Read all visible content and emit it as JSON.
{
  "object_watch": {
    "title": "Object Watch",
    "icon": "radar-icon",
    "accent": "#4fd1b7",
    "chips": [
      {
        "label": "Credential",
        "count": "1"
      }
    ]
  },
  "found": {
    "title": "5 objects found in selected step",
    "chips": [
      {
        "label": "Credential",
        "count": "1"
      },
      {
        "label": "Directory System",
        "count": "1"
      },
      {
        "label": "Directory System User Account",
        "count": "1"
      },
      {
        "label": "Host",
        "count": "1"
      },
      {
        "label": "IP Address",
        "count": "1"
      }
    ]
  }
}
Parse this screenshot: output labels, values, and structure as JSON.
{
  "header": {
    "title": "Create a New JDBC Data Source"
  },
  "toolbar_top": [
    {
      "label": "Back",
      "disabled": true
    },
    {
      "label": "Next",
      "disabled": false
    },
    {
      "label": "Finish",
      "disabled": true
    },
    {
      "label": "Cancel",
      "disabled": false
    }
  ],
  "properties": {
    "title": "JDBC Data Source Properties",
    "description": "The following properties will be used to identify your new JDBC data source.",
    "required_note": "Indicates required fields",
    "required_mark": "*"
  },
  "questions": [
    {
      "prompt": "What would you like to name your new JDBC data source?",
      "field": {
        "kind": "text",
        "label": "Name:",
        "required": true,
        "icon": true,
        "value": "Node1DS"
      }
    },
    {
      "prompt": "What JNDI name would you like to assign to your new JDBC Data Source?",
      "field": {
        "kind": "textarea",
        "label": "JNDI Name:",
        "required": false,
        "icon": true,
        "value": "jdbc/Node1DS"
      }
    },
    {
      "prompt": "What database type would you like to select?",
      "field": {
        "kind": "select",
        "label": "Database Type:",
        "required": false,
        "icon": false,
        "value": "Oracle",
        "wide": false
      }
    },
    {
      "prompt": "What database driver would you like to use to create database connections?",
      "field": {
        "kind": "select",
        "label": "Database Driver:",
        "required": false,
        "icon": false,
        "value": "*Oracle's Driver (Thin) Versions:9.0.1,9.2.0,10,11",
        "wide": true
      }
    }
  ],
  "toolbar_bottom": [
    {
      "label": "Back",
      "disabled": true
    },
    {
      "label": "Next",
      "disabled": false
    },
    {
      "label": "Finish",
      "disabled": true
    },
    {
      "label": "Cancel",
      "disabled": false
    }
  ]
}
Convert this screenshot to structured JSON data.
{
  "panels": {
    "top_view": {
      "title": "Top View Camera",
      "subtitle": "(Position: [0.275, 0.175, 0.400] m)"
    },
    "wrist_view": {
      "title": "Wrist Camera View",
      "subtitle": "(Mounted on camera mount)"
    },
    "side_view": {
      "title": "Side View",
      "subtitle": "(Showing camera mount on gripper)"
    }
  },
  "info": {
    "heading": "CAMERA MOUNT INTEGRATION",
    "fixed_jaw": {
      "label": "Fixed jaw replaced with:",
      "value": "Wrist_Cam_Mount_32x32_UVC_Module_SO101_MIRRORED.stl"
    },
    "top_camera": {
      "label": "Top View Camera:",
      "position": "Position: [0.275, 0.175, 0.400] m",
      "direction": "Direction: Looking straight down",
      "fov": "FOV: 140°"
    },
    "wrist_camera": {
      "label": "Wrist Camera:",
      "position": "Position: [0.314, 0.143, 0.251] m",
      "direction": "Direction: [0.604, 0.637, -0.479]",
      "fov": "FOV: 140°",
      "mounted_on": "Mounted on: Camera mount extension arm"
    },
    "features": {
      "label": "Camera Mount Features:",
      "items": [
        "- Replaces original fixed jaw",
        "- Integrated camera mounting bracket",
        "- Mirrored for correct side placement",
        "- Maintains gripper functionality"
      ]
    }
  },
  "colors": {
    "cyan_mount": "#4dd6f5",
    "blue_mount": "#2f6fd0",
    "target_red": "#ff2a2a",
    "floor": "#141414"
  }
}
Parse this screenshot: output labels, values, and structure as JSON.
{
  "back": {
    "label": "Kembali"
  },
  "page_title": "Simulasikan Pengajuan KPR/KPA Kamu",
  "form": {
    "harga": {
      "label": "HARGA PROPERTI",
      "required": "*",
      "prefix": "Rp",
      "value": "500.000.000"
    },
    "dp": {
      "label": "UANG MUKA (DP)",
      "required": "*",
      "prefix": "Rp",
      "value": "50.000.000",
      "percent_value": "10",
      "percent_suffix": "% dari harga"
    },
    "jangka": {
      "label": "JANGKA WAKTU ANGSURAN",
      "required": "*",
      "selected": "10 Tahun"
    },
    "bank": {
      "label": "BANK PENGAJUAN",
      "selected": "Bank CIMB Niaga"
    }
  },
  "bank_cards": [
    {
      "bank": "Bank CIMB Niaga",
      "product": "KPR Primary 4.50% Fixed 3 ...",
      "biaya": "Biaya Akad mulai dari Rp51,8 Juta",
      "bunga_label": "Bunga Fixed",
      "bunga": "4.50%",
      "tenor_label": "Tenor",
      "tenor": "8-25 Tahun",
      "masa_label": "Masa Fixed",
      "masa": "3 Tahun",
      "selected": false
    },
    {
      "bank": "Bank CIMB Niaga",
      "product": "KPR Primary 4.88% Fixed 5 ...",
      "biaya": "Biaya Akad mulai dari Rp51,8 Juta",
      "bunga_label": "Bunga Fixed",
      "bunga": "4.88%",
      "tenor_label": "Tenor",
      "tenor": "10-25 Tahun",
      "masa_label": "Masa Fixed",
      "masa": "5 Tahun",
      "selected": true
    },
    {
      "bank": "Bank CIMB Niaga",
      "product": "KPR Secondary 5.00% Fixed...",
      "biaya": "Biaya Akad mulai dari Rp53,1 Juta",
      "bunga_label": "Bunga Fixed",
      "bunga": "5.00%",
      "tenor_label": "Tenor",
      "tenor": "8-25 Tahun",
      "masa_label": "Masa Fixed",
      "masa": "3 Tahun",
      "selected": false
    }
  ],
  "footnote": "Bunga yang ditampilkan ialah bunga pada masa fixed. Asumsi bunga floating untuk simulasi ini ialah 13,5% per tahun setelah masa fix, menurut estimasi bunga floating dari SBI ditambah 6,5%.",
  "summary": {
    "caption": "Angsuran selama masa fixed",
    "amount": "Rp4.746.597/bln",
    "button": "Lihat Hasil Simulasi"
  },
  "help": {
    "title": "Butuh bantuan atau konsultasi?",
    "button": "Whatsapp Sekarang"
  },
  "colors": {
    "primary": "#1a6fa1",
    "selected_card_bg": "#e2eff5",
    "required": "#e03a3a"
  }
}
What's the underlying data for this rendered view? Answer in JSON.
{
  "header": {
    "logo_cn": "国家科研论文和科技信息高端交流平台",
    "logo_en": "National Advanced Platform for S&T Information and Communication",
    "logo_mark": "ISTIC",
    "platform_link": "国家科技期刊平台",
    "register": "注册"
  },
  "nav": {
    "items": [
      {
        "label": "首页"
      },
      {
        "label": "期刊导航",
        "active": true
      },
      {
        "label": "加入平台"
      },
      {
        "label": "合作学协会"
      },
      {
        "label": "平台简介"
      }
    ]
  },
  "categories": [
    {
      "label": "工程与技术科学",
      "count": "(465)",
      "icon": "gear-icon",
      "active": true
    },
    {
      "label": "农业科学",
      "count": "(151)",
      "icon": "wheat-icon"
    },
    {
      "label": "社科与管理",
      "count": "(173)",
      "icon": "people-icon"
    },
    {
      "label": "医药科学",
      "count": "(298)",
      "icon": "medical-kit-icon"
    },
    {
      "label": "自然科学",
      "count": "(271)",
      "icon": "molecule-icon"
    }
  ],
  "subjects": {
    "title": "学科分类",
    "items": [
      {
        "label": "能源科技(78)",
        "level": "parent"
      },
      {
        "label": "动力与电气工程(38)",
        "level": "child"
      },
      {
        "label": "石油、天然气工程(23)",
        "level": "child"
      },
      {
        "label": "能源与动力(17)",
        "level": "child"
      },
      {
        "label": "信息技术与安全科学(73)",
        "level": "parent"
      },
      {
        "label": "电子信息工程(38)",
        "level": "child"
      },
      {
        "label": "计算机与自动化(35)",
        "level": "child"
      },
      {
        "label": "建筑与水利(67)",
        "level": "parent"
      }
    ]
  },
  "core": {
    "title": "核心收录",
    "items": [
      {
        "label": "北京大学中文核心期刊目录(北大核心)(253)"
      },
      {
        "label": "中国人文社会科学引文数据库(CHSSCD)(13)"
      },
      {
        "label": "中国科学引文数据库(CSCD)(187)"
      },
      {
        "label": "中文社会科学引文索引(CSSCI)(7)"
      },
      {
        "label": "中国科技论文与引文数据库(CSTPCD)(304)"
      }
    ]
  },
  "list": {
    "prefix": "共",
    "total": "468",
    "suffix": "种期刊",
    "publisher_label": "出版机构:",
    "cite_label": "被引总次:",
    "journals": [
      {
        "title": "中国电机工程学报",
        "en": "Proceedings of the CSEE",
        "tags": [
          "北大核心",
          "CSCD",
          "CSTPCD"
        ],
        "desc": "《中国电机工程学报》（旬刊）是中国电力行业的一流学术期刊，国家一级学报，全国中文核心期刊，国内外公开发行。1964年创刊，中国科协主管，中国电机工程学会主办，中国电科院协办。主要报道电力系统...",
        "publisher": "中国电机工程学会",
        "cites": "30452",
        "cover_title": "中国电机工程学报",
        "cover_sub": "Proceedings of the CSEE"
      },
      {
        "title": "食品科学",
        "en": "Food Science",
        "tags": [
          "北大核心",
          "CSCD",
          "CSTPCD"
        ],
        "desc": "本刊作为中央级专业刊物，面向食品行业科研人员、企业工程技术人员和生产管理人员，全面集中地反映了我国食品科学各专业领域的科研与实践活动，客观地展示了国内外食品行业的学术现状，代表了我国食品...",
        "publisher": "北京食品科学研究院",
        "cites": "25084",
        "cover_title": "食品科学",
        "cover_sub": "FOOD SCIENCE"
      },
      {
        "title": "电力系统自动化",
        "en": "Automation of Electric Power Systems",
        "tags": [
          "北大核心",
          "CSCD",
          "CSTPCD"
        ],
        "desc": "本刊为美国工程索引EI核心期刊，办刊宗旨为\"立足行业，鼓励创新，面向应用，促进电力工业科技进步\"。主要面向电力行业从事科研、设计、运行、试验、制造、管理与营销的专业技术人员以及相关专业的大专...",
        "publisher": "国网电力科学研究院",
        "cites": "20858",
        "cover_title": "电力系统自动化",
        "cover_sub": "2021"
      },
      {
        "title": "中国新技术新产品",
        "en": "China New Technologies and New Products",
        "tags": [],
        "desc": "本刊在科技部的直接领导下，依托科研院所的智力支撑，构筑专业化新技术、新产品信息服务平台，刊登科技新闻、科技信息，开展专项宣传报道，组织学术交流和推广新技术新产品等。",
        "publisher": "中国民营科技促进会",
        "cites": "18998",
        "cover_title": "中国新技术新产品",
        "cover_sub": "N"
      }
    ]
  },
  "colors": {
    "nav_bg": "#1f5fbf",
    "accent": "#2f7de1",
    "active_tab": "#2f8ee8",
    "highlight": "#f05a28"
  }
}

= = =

# TASK TO CARRY OUT
Reproduce each line holding the word "CSEE".

# RESULT
        "en": "Proceedings of the CSEE",
        "cover_sub": "Proceedings of the CSEE"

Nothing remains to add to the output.